• [TASK] The records below must be retyped exactly.

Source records
--- start ---

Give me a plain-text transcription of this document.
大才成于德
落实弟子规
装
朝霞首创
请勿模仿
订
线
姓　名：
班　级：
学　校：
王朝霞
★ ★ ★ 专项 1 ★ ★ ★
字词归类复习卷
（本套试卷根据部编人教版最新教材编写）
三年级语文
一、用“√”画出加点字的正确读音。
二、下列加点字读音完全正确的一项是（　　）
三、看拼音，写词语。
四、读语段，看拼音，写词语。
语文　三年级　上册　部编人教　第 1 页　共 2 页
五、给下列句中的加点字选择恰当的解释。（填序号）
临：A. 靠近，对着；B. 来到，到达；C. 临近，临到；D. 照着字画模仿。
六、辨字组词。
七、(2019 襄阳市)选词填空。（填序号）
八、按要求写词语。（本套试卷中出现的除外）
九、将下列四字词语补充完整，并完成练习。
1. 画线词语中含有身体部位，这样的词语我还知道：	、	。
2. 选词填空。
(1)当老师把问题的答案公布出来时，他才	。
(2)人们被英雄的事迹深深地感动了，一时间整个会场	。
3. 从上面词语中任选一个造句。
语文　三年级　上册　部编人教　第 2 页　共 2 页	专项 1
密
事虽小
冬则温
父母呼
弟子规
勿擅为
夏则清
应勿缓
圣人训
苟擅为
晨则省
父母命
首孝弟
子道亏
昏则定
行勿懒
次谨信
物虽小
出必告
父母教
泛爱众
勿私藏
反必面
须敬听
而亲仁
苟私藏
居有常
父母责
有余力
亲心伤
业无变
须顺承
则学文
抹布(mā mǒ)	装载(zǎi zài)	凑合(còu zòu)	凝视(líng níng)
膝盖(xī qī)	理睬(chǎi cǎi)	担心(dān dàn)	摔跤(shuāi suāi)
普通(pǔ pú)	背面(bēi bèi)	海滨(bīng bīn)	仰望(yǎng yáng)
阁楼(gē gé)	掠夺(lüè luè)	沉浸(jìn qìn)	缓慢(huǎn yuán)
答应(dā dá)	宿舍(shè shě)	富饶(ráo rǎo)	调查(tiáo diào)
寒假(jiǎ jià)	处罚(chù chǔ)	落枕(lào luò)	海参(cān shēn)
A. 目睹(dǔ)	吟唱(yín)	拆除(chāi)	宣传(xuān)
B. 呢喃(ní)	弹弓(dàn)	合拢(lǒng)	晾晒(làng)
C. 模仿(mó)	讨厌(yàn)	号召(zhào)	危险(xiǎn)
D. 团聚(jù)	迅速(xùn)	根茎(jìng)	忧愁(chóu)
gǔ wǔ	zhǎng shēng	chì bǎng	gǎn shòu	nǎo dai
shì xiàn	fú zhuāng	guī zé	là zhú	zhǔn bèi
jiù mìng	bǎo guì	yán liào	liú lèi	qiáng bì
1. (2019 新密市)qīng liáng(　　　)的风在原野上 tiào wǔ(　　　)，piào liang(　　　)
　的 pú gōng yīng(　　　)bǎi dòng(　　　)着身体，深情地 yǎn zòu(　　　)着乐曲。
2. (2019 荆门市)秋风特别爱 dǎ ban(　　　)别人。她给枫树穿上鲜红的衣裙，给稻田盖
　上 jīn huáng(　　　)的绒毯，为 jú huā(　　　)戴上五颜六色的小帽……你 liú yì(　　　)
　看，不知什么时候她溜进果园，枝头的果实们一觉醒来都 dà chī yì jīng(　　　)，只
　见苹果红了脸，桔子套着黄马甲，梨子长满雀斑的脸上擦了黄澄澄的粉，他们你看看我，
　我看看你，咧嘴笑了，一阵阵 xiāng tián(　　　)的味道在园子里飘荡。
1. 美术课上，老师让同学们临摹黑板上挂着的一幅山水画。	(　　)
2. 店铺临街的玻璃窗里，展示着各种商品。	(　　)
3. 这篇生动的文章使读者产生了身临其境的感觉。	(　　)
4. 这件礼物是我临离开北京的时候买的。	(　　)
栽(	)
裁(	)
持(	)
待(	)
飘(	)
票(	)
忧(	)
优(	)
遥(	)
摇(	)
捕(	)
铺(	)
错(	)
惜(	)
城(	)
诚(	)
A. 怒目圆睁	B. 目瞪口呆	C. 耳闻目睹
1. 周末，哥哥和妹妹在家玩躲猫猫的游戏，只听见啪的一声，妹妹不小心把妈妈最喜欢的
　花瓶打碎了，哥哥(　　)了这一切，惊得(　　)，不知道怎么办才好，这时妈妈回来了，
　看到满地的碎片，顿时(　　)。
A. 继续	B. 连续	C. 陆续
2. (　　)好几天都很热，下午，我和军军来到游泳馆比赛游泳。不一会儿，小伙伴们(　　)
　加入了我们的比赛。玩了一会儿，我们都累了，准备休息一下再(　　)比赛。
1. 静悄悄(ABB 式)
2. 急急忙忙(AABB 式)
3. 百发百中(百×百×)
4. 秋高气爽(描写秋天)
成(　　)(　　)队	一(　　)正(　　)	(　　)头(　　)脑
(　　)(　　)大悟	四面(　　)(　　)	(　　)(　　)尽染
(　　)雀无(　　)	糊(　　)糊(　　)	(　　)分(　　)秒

--- end ---

• [SOLUTION]
Give me a plain-text transcription of this document.
大才成于德
落实弟子规
装
朝霞首创
请勿模仿
订
线
姓　名：
班　级：
学　校：
王朝霞
★ ★ ★ 专项 1 ★ ★ ★
字词归类复习卷
（本套试卷根据部编人教版最新教材编写）
三年级语文
一、用“√”画出加点字的正确读音。
二、下列加点字读音完全正确的一项是（　　）
三、看拼音，写词语。
四、读语段，看拼音，写词语。
语文　三年级　上册　部编人教　第 1 页　共 2 页
五、给下列句中的加点字选择恰当的解释。（填序号）
临：A. 靠近，对着；B. 来到，到达；C. 临近，临到；D. 照着字画模仿。
六、辨字组词。
七、(2019 襄阳市)选词填空。（填序号）
八、按要求写词语。（本套试卷中出现的除外）
九、将下列四字词语补充完整，并完成练习。
1. 画线词语中含有身体部位，这样的词语我还知道：	、	。
2. 选词填空。
(1)当老师把问题的答案公布出来时，他才	。
(2)人们被英雄的事迹深深地感动了，一时间整个会场	。
3. 从上面词语中任选一个造句。
语文　三年级　上册　部编人教　第 2 页　共 2 页	专项 1
密
事虽小
冬则温
父母呼
弟子规
勿擅为
夏则清
应勿缓
圣人训
苟擅为
晨则省
父母命
首孝弟
子道亏
昏则定
行勿懒
次谨信
物虽小
出必告
父母教
泛爱众
勿私藏
反必面
须敬听
而亲仁
苟私藏
居有常
父母责
有余力
亲心伤
业无变
须顺承
则学文
抹布(mā mǒ)	装载(zǎi zài)	凑合(còu zòu)	凝视(líng níng)
膝盖(xī qī)	理睬(chǎi cǎi)	担心(dān dàn)	摔跤(shuāi suāi)
普通(pǔ pú)	背面(bēi bèi)	海滨(bīng bīn)	仰望(yǎng yáng)
阁楼(gē gé)	掠夺(lüè luè)	沉浸(jìn qìn)	缓慢(huǎn yuán)
答应(dā dá)	宿舍(shè shě)	富饶(ráo rǎo)	调查(tiáo diào)
寒假(jiǎ jià)	处罚(chù chǔ)	落枕(lào luò)	海参(cān shēn)
A. 目睹(dǔ)	吟唱(yín)	拆除(chāi)	宣传(xuān)
B. 呢喃(ní)	弹弓(dàn)	合拢(lǒng)	晾晒(làng)
C. 模仿(mó)	讨厌(yàn)	号召(zhào)	危险(xiǎn)
D. 团聚(jù)	迅速(xùn)	根茎(jìng)	忧愁(chóu)
gǔ wǔ	zhǎng shēng	chì bǎng	gǎn shòu	nǎo dai
shì xiàn	fú zhuāng	guī zé	là zhú	zhǔn bèi
jiù mìng	bǎo guì	yán liào	liú lèi	qiáng bì
1. (2019 新密市)qīng liáng(　　　)的风在原野上 tiào wǔ(　　　)，piào liang(　　　)
　的 pú gōng yīng(　　　)bǎi dòng(　　　)着身体，深情地 yǎn zòu(　　　)着乐曲。
2. (2019 荆门市)秋风特别爱 dǎ ban(　　　)别人。她给枫树穿上鲜红的衣裙，给稻田盖
　上 jīn huáng(　　　)的绒毯，为 jú huā(　　　)戴上五颜六色的小帽……你 liú yì(　　　)
　看，不知什么时候她溜进果园，枝头的果实们一觉醒来都 dà chī yì jīng(　　　)，只
　见苹果红了脸，桔子套着黄马甲，梨子长满雀斑的脸上擦了黄澄澄的粉，他们你看看我，
　我看看你，咧嘴笑了，一阵阵 xiāng tián(　　　)的味道在园子里飘荡。
1. 美术课上，老师让同学们临摹黑板上挂着的一幅山水画。	(　　)
2. 店铺临街的玻璃窗里，展示着各种商品。	(　　)
3. 这篇生动的文章使读者产生了身临其境的感觉。	(　　)
4. 这件礼物是我临离开北京的时候买的。	(　　)
栽(	)
裁(	)
持(	)
待(	)
飘(	)
票(	)
忧(	)
优(	)
遥(	)
摇(	)
捕(	)
铺(	)
错(	)
惜(	)
城(	)
诚(	)
A. 怒目圆睁	B. 目瞪口呆	C. 耳闻目睹
1. 周末，哥哥和妹妹在家玩躲猫猫的游戏，只听见啪的一声，妹妹不小心把妈妈最喜欢的
　花瓶打碎了，哥哥(　　)了这一切，惊得(　　)，不知道怎么办才好，这时妈妈回来了，
　看到满地的碎片，顿时(　　)。
A. 继续	B. 连续	C. 陆续
2. (　　)好几天都很热，下午，我和军军来到游泳馆比赛游泳。不一会儿，小伙伴们(　　)
　加入了我们的比赛。玩了一会儿，我们都累了，准备休息一下再(　　)比赛。
1. 静悄悄(ABB 式)
2. 急急忙忙(AABB 式)
3. 百发百中(百×百×)
4. 秋高气爽(描写秋天)
成(　　)(　　)队	一(　　)正(　　)	(　　)头(　　)脑
(　　)(　　)大悟	四面(　　)(　　)	(　　)(　　)尽染
(　　)雀无(　　)	糊(　　)糊(　　)	(　　)分(　　)秒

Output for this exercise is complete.